## Prompt
Lines that hold the string "element" are to be counted; give only their number.

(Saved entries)
::::::::::

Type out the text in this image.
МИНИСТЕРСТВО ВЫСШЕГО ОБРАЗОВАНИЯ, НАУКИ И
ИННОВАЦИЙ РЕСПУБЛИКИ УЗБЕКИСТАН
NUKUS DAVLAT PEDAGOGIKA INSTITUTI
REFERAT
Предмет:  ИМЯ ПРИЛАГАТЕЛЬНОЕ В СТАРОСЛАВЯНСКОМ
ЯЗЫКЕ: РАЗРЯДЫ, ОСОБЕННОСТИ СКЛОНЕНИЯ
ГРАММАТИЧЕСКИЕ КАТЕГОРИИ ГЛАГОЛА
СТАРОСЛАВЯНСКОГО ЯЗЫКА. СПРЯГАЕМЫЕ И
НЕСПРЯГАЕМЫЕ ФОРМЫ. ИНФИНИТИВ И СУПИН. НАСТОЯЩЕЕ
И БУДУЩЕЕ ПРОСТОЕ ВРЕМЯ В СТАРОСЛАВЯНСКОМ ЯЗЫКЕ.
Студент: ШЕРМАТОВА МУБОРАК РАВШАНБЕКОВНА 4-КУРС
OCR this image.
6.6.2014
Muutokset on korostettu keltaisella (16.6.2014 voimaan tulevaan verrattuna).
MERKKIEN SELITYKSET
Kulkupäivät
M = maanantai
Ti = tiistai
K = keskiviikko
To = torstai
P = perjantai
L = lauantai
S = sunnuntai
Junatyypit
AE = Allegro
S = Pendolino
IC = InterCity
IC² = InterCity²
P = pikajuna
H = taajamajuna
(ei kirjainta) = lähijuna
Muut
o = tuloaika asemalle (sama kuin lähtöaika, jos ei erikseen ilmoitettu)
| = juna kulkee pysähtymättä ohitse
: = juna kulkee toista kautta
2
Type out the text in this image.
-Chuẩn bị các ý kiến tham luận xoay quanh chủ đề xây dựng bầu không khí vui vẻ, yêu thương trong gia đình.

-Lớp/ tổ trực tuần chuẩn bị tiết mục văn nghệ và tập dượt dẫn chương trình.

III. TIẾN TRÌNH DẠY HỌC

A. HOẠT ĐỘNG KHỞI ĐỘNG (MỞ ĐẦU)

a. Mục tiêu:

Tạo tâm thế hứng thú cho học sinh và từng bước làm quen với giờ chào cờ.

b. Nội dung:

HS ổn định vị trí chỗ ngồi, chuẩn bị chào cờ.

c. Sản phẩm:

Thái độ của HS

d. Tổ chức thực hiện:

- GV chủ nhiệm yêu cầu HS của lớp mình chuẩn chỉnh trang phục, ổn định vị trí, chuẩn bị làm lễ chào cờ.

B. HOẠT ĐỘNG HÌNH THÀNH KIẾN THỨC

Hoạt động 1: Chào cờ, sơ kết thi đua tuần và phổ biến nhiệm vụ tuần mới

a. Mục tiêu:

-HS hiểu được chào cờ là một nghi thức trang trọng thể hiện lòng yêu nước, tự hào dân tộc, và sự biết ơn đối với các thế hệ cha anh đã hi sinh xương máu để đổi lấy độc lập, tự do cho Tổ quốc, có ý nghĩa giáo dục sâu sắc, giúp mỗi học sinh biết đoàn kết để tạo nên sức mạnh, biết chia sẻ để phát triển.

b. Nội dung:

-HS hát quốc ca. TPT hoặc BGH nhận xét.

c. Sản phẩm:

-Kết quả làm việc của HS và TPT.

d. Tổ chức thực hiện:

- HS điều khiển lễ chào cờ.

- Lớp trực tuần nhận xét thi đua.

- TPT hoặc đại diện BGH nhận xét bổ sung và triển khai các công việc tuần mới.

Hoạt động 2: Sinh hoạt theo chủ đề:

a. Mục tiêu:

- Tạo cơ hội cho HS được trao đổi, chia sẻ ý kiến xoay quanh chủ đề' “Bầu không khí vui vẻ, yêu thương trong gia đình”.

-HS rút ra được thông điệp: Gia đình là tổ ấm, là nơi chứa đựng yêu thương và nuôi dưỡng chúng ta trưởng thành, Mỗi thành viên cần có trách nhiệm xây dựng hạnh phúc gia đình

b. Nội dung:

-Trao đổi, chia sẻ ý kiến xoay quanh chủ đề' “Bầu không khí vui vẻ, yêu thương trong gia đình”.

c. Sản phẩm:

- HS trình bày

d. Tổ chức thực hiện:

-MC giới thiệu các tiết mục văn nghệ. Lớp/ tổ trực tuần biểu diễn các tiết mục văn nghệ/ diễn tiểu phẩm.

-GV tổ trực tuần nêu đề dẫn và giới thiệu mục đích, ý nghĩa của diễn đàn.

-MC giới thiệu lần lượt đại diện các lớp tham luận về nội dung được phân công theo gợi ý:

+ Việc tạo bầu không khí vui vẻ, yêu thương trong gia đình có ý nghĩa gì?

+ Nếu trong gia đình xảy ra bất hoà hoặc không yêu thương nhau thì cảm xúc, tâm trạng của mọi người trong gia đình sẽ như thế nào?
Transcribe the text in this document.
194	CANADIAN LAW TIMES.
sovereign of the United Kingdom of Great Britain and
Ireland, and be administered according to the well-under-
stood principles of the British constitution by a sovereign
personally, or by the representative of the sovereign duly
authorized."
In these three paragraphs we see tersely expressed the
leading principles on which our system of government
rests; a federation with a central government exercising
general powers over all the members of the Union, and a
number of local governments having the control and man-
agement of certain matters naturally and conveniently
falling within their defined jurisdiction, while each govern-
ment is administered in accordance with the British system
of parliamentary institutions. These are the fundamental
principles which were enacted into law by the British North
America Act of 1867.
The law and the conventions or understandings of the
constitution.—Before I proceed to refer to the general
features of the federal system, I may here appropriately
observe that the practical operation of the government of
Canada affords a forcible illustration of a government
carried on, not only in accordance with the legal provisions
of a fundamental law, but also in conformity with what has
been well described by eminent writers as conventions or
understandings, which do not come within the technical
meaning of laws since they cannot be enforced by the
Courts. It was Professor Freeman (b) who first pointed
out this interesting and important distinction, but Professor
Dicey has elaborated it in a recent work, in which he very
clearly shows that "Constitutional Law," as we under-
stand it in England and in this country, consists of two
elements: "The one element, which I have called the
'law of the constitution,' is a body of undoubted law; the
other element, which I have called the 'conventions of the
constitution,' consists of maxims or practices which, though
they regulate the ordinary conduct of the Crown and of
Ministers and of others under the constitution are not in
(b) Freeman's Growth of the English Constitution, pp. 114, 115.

::::::::::

## Solution to this problem
2